● **WORK TO BE COMPLETED**
Of all the lines in the records below, how many hold the word "remember"? Give the number alone.

● **TASK MATERIAL**
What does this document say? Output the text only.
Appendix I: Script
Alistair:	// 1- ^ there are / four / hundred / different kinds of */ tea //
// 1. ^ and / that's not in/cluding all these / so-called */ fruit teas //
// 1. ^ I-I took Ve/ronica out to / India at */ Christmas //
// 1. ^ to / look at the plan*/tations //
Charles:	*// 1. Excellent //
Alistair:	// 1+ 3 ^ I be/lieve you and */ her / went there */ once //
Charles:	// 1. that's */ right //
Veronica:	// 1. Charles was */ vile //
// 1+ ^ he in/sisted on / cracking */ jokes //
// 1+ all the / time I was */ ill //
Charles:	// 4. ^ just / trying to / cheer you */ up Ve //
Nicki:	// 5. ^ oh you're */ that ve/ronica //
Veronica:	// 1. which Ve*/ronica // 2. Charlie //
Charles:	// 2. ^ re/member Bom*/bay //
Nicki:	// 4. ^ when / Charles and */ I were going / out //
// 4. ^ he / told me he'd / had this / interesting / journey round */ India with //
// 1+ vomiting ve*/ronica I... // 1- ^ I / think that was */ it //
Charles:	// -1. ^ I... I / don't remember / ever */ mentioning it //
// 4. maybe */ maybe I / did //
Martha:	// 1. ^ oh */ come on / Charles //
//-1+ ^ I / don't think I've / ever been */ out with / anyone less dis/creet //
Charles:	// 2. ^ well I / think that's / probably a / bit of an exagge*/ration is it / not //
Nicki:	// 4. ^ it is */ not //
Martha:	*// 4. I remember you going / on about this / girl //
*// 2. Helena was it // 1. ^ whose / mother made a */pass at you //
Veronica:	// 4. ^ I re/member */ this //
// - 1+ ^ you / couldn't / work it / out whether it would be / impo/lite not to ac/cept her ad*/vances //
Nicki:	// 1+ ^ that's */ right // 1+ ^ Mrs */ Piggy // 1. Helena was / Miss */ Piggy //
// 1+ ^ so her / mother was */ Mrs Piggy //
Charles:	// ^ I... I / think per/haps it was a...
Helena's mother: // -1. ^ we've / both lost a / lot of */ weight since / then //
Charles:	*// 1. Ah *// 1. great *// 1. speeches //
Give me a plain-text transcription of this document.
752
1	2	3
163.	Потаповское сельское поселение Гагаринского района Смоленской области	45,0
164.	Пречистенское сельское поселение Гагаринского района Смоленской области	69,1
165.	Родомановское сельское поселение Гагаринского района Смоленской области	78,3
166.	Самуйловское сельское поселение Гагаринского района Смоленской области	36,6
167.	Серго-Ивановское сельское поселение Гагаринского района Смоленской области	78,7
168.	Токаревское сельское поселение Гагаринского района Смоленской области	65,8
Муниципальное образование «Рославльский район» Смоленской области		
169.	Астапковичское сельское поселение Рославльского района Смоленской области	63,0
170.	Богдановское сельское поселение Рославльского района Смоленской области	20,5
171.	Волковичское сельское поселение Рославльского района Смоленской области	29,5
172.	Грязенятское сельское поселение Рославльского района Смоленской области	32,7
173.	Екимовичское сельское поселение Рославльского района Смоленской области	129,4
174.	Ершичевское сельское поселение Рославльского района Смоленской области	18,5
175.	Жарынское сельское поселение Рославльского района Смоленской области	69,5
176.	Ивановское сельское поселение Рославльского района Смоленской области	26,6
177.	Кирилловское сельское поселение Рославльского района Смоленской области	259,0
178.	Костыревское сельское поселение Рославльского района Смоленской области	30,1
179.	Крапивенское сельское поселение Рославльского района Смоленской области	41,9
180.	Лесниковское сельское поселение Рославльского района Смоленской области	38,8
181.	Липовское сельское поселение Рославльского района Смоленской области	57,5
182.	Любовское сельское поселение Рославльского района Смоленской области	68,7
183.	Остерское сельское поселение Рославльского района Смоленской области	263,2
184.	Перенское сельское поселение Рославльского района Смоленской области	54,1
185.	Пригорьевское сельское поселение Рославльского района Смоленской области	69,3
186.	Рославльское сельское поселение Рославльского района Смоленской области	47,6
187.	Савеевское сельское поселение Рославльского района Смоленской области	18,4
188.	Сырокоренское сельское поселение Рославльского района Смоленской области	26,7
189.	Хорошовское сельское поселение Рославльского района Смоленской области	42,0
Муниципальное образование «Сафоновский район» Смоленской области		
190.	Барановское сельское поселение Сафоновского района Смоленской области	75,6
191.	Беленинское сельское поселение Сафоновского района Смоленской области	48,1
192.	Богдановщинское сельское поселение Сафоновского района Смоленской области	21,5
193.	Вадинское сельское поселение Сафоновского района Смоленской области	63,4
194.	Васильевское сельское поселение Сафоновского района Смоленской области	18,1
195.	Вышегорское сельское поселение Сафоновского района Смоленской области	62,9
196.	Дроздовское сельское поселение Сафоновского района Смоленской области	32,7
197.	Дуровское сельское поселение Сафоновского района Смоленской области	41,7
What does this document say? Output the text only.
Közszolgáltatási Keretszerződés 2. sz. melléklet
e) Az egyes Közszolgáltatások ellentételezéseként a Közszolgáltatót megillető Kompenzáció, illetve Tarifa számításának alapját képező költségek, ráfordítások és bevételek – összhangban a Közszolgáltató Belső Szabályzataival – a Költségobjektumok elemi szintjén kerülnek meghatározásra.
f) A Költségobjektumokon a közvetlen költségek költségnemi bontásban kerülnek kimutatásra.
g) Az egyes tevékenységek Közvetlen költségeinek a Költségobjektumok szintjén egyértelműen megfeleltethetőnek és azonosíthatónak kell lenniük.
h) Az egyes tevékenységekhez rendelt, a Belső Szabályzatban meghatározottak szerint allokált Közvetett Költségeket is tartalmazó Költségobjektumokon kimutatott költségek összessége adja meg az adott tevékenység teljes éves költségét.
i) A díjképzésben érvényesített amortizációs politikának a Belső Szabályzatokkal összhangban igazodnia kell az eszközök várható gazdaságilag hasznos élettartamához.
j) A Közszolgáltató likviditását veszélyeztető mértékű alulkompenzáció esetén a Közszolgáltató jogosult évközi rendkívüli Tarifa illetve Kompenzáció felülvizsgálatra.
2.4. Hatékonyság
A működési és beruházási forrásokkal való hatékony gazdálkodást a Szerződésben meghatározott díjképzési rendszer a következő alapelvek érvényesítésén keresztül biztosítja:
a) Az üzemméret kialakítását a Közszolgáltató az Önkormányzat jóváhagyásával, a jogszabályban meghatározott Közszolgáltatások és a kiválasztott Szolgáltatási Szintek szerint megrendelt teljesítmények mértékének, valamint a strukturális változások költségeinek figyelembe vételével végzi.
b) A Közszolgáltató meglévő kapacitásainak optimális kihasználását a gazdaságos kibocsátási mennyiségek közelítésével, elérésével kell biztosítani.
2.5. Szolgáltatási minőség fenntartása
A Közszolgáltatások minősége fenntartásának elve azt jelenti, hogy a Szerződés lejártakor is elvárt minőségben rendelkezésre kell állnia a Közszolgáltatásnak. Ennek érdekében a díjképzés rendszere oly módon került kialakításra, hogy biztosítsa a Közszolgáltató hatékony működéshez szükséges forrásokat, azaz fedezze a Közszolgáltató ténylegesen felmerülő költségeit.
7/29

● **SOLUTION TO THIS TASK**
2